▸ Instructions to follow: The line containing "Read this page and output its text content." and every line after it, through the last, are to be extracted exactly; no other lines belong in the answer.

# # # #

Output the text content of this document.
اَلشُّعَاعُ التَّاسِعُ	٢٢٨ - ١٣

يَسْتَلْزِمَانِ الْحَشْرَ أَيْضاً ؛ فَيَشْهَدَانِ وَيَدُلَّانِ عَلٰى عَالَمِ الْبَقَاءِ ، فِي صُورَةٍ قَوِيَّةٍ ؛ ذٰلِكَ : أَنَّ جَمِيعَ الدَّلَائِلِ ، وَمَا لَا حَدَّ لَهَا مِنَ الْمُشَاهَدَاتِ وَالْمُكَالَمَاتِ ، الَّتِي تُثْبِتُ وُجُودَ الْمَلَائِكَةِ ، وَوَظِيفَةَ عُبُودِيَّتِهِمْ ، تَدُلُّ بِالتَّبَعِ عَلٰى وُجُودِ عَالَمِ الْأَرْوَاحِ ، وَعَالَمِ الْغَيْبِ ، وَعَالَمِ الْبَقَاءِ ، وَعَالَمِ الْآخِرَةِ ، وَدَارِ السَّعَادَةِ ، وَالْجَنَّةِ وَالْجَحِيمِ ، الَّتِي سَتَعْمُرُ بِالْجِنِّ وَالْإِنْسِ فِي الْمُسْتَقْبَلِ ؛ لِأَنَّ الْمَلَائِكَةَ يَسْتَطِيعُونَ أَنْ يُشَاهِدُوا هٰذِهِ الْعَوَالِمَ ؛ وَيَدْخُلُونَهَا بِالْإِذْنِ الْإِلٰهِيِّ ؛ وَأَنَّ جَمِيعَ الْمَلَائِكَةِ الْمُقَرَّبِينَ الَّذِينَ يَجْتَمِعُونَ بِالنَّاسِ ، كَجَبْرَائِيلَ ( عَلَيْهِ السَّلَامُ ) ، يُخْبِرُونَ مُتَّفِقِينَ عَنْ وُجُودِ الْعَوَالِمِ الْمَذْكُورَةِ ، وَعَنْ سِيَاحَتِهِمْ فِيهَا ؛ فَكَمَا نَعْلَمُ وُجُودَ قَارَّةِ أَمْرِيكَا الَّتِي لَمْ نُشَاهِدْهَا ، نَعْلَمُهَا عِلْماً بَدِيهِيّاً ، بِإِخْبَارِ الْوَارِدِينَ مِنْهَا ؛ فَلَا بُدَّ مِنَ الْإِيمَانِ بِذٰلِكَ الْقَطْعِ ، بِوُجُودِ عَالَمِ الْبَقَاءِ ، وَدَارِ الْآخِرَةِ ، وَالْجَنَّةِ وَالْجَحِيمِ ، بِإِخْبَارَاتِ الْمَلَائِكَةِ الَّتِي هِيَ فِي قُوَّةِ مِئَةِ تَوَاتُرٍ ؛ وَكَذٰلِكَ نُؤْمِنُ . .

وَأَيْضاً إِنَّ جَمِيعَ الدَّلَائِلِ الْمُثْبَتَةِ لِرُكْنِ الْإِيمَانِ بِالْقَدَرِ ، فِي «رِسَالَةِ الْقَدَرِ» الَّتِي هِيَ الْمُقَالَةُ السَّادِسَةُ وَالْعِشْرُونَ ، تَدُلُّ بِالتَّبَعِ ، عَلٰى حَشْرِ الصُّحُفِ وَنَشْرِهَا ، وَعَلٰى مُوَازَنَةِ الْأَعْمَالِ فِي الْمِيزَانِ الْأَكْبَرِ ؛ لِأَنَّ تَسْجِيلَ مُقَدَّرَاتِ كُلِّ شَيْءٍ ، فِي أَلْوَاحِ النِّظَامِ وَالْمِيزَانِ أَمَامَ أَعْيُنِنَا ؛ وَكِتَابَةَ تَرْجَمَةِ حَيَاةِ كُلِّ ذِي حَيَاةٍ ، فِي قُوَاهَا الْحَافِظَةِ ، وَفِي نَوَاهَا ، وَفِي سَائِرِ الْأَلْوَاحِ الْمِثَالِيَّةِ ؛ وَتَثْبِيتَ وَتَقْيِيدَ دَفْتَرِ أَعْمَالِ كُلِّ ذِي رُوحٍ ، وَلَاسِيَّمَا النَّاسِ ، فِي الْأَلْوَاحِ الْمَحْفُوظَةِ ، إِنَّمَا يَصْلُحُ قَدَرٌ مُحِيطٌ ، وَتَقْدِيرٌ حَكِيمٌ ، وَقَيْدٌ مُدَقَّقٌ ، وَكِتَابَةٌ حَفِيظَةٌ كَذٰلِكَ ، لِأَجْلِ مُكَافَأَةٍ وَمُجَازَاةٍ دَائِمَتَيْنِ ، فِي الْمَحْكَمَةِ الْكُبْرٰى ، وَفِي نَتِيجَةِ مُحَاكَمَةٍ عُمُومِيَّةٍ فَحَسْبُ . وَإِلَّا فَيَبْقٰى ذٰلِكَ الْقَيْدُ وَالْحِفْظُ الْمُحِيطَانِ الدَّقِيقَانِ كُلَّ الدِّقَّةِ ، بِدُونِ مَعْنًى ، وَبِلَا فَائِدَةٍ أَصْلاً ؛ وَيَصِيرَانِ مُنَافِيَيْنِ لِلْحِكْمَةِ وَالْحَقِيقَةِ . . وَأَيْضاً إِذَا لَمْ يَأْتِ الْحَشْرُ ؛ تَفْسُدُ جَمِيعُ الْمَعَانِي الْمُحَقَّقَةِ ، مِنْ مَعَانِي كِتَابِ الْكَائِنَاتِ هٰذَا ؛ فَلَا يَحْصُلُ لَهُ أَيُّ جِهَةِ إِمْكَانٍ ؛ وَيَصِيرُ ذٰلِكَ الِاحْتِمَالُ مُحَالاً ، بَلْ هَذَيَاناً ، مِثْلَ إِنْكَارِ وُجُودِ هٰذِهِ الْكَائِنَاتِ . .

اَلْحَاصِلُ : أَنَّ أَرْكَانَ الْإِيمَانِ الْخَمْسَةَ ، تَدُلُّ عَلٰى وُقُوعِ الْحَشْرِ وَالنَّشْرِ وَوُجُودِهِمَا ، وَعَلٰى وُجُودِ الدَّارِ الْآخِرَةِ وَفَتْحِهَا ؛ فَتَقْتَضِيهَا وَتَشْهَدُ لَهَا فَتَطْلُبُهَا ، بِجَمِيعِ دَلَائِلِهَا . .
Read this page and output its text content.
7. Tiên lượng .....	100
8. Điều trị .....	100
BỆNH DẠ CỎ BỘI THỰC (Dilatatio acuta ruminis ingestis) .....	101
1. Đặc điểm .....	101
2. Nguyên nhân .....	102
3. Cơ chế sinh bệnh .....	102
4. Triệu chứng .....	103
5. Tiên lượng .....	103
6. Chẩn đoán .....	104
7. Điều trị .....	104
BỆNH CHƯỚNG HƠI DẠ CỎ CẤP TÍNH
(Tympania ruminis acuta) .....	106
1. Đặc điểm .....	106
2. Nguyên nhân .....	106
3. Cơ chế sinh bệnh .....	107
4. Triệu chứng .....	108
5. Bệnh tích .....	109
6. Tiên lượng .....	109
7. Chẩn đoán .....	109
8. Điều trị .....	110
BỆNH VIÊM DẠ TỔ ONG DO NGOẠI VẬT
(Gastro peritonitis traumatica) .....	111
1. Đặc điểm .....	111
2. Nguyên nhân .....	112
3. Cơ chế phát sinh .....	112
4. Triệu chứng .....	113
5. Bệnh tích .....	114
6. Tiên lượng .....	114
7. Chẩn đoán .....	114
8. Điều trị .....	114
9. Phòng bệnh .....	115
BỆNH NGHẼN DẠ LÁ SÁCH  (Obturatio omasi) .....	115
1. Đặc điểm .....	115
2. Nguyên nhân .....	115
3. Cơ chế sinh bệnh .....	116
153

# # # #

▸ Output for this exercise:
Read this page and output its text content.
7. Tiên lượng .....	100
8. Điều trị .....	100
BỆNH DẠ CỎ BỘI THỰC (Dilatatio acuta ruminis ingestis) .....	101
1. Đặc điểm .....	101
2. Nguyên nhân .....	102
3. Cơ chế sinh bệnh .....	102
4. Triệu chứng .....	103
5. Tiên lượng .....	103
6. Chẩn đoán .....	104
7. Điều trị .....	104
BỆNH CHƯỚNG HƠI DẠ CỎ CẤP TÍNH
(Tympania ruminis acuta) .....	106
1. Đặc điểm .....	106
2. Nguyên nhân .....	106
3. Cơ chế sinh bệnh .....	107
4. Triệu chứng .....	108
5. Bệnh tích .....	109
6. Tiên lượng .....	109
7. Chẩn đoán .....	109
8. Điều trị .....	110
BỆNH VIÊM DẠ TỔ ONG DO NGOẠI VẬT
(Gastro peritonitis traumatica) .....	111
1. Đặc điểm .....	111
2. Nguyên nhân .....	112
3. Cơ chế phát sinh .....	112
4. Triệu chứng .....	113
5. Bệnh tích .....	114
6. Tiên lượng .....	114
7. Chẩn đoán .....	114
8. Điều trị .....	114
9. Phòng bệnh .....	115
BỆNH NGHẼN DẠ LÁ SÁCH  (Obturatio omasi) .....	115
1. Đặc điểm .....	115
2. Nguyên nhân .....	115
3. Cơ chế sinh bệnh .....	116
153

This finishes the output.